= Stated exercise =
Copy out all of the material exactly.

(Rows from a figure dataset)
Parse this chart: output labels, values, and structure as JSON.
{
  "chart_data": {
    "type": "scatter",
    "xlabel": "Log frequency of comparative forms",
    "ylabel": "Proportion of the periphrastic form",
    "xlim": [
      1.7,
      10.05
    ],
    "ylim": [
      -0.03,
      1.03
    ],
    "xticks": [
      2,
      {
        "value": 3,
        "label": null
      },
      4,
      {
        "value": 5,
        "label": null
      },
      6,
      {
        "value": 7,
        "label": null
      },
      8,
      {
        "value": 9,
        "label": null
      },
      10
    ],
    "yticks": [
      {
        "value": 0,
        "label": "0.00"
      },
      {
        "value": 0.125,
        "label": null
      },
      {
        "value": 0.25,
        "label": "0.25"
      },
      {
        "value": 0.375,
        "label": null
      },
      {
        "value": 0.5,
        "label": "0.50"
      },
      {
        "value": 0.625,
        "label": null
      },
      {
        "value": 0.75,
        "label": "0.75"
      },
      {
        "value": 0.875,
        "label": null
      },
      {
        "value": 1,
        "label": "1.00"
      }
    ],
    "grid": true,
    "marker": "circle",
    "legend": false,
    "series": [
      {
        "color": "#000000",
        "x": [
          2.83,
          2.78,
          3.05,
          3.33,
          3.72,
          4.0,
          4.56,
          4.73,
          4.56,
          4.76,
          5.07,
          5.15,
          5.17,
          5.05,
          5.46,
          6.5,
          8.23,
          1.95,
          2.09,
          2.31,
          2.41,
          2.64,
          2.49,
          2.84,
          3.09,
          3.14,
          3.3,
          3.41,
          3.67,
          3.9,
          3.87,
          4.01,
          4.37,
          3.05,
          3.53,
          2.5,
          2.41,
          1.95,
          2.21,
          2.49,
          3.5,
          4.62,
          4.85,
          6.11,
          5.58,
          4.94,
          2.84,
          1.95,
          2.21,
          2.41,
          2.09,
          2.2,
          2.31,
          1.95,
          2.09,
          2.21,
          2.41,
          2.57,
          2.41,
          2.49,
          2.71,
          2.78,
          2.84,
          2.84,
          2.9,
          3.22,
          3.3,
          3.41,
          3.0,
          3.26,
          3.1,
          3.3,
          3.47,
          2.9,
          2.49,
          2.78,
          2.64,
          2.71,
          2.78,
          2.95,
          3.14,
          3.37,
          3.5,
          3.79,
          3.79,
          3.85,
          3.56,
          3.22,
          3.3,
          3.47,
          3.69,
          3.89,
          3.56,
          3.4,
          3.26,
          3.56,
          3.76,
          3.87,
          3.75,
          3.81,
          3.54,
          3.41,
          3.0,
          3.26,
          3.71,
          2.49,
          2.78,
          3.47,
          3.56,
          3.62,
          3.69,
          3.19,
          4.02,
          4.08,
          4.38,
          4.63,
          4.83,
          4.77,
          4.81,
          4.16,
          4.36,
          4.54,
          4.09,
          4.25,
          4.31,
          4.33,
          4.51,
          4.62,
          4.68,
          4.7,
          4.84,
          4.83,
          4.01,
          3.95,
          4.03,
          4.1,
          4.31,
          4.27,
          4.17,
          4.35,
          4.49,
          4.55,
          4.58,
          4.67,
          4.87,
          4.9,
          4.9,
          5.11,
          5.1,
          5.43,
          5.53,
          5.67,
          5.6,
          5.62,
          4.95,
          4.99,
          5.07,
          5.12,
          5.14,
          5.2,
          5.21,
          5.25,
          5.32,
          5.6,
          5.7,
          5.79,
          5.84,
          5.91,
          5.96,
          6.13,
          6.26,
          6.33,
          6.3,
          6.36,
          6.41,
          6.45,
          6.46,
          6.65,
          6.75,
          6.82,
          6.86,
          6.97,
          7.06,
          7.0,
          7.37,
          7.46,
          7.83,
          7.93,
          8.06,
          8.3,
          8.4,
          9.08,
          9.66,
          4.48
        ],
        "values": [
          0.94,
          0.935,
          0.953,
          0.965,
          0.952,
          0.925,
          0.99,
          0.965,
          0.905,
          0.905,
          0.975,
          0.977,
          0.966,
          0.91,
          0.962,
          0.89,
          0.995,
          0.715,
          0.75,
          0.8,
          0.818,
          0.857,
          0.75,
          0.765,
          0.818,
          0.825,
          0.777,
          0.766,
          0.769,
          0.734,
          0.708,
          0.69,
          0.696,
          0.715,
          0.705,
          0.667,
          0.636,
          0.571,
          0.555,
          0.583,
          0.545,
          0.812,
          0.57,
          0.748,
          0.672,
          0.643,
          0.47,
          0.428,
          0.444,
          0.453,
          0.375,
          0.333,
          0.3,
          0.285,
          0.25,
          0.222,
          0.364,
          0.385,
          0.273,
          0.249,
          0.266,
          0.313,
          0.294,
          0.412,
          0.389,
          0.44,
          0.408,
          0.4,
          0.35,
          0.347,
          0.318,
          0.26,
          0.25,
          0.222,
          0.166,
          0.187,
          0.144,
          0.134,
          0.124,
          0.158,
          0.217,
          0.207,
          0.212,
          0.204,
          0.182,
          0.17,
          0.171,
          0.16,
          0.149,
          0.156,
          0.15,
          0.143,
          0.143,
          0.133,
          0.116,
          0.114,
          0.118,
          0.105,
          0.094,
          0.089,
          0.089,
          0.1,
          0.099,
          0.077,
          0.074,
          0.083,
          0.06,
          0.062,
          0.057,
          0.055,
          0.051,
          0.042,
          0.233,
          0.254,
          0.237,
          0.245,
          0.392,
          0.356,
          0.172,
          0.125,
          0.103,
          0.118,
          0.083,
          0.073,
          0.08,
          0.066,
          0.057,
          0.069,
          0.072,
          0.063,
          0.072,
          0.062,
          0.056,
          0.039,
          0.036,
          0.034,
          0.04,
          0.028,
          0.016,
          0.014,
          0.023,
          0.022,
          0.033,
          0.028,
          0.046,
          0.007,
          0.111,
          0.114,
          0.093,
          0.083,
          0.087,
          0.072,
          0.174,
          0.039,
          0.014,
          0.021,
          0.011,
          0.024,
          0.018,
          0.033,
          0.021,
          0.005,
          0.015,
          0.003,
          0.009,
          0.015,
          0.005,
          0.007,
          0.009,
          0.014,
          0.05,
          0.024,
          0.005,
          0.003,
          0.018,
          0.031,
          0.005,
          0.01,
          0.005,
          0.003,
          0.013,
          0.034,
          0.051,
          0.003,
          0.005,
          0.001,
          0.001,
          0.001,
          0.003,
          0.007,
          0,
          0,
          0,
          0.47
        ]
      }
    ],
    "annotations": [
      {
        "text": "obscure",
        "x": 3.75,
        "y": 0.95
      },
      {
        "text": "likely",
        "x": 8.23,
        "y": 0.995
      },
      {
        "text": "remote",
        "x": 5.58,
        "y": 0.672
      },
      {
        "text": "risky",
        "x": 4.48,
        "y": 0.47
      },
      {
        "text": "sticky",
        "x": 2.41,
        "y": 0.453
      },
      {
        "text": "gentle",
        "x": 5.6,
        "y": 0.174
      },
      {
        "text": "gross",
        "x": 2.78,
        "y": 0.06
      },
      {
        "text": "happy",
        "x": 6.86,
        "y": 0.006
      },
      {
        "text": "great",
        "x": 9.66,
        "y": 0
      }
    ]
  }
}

= Written solution =
Parse this chart: output labels, values, and structure as JSON.
{
  "chart_data": {
    "type": "scatter",
    "xlabel": "Log frequency of comparative forms",
    "ylabel": "Proportion of the periphrastic form",
    "xlim": [
      1.7,
      10.05
    ],
    "ylim": [
      -0.03,
      1.03
    ],
    "xticks": [
      2,
      {
        "value": 3,
        "label": null
      },
      4,
      {
        "value": 5,
        "label": null
      },
      6,
      {
        "value": 7,
        "label": null
      },
      8,
      {
        "value": 9,
        "label": null
      },
      10
    ],
    "yticks": [
      {
        "value": 0,
        "label": "0.00"
      },
      {
        "value": 0.125,
        "label": null
      },
      {
        "value": 0.25,
        "label": "0.25"
      },
      {
        "value": 0.375,
        "label": null
      },
      {
        "value": 0.5,
        "label": "0.50"
      },
      {
        "value": 0.625,
        "label": null
      },
      {
        "value": 0.75,
        "label": "0.75"
      },
      {
        "value": 0.875,
        "label": null
      },
      {
        "value": 1,
        "label": "1.00"
      }
    ],
    "grid": true,
    "marker": "circle",
    "legend": false,
    "series": [
      {
        "color": "#000000",
        "x": [
          2.83,
          2.78,
          3.05,
          3.33,
          3.72,
          4.0,
          4.56,
          4.73,
          4.56,
          4.76,
          5.07,
          5.15,
          5.17,
          5.05,
          5.46,
          6.5,
          8.23,
          1.95,
          2.09,
          2.31,
          2.41,
          2.64,
          2.49,
          2.84,
          3.09,
          3.14,
          3.3,
          3.41,
          3.67,
          3.9,
          3.87,
          4.01,
          4.37,
          3.05,
          3.53,
          2.5,
          2.41,
          1.95,
          2.21,
          2.49,
          3.5,
          4.62,
          4.85,
          6.11,
          5.58,
          4.94,
          2.84,
          1.95,
          2.21,
          2.41,
          2.09,
          2.2,
          2.31,
          1.95,
          2.09,
          2.21,
          2.41,
          2.57,
          2.41,
          2.49,
          2.71,
          2.78,
          2.84,
          2.84,
          2.9,
          3.22,
          3.3,
          3.41,
          3.0,
          3.26,
          3.1,
          3.3,
          3.47,
          2.9,
          2.49,
          2.78,
          2.64,
          2.71,
          2.78,
          2.95,
          3.14,
          3.37,
          3.5,
          3.79,
          3.79,
          3.85,
          3.56,
          3.22,
          3.3,
          3.47,
          3.69,
          3.89,
          3.56,
          3.4,
          3.26,
          3.56,
          3.76,
          3.87,
          3.75,
          3.81,
          3.54,
          3.41,
          3.0,
          3.26,
          3.71,
          2.49,
          2.78,
          3.47,
          3.56,
          3.62,
          3.69,
          3.19,
          4.02,
          4.08,
          4.38,
          4.63,
          4.83,
          4.77,
          4.81,
          4.16,
          4.36,
          4.54,
          4.09,
          4.25,
          4.31,
          4.33,
          4.51,
          4.62,
          4.68,
          4.7,
          4.84,
          4.83,
          4.01,
          3.95,
          4.03,
          4.1,
          4.31,
          4.27,
          4.17,
          4.35,
          4.49,
          4.55,
          4.58,
          4.67,
          4.87,
          4.9,
          4.9,
          5.11,
          5.1,
          5.43,
          5.53,
          5.67,
          5.6,
          5.62,
          4.95,
          4.99,
          5.07,
          5.12,
          5.14,
          5.2,
          5.21,
          5.25,
          5.32,
          5.6,
          5.7,
          5.79,
          5.84,
          5.91,
          5.96,
          6.13,
          6.26,
          6.33,
          6.3,
          6.36,
          6.41,
          6.45,
          6.46,
          6.65,
          6.75,
          6.82,
          6.86,
          6.97,
          7.06,
          7.0,
          7.37,
          7.46,
          7.83,
          7.93,
          8.06,
          8.3,
          8.4,
          9.08,
          9.66,
          4.48
        ],
        "values": [
          0.94,
          0.935,
          0.953,
          0.965,
          0.952,
          0.925,
          0.99,
          0.965,
          0.905,
          0.905,
          0.975,
          0.977,
          0.966,
          0.91,
          0.962,
          0.89,
          0.995,
          0.715,
          0.75,
          0.8,
          0.818,
          0.857,
          0.75,
          0.765,
          0.818,
          0.825,
          0.777,
          0.766,
          0.769,
          0.734,
          0.708,
          0.69,
          0.696,
          0.715,
          0.705,
          0.667,
          0.636,
          0.571,
          0.555,
          0.583,
          0.545,
          0.812,
          0.57,
          0.748,
          0.672,
          0.643,
          0.47,
          0.428,
          0.444,
          0.453,
          0.375,
          0.333,
          0.3,
          0.285,
          0.25,
          0.222,
          0.364,
          0.385,
          0.273,
          0.249,
          0.266,
          0.313,
          0.294,
          0.412,
          0.389,
          0.44,
          0.408,
          0.4,
          0.35,
          0.347,
          0.318,
          0.26,
          0.25,
          0.222,
          0.166,
          0.187,
          0.144,
          0.134,
          0.124,
          0.158,
          0.217,
          0.207,
          0.212,
          0.204,
          0.182,
          0.17,
          0.171,
          0.16,
          0.149,
          0.156,
          0.15,
          0.143,
          0.143,
          0.133,
          0.116,
          0.114,
          0.118,
          0.105,
          0.094,
          0.089,
          0.089,
          0.1,
          0.099,
          0.077,
          0.074,
          0.083,
          0.06,
          0.062,
          0.057,
          0.055,
          0.051,
          0.042,
          0.233,
          0.254,
          0.237,
          0.245,
          0.392,
          0.356,
          0.172,
          0.125,
          0.103,
          0.118,
          0.083,
          0.073,
          0.08,
          0.066,
          0.057,
          0.069,
          0.072,
          0.063,
          0.072,
          0.062,
          0.056,
          0.039,
          0.036,
          0.034,
          0.04,
          0.028,
          0.016,
          0.014,
          0.023,
          0.022,
          0.033,
          0.028,
          0.046,
          0.007,
          0.111,
          0.114,
          0.093,
          0.083,
          0.087,
          0.072,
          0.174,
          0.039,
          0.014,
          0.021,
          0.011,
          0.024,
          0.018,
          0.033,
          0.021,
          0.005,
          0.015,
          0.003,
          0.009,
          0.015,
          0.005,
          0.007,
          0.009,
          0.014,
          0.05,
          0.024,
          0.005,
          0.003,
          0.018,
          0.031,
          0.005,
          0.01,
          0.005,
          0.003,
          0.013,
          0.034,
          0.051,
          0.003,
          0.005,
          0.001,
          0.001,
          0.001,
          0.003,
          0.007,
          0,
          0,
          0,
          0.47
        ]
      }
    ],
    "annotations": [
      {
        "text": "obscure",
        "x": 3.75,
        "y": 0.95
      },
      {
        "text": "likely",
        "x": 8.23,
        "y": 0.995
      },
      {
        "text": "remote",
        "x": 5.58,
        "y": 0.672
      },
      {
        "text": "risky",
        "x": 4.48,
        "y": 0.47
      },
      {
        "text": "sticky",
        "x": 2.41,
        "y": 0.453
      },
      {
        "text": "gentle",
        "x": 5.6,
        "y": 0.174
      },
      {
        "text": "gross",
        "x": 2.78,
        "y": 0.06
      },
      {
        "text": "happy",
        "x": 6.86,
        "y": 0.006
      },
      {
        "text": "great",
        "x": 9.66,
        "y": 0
      }
    ]
  }
}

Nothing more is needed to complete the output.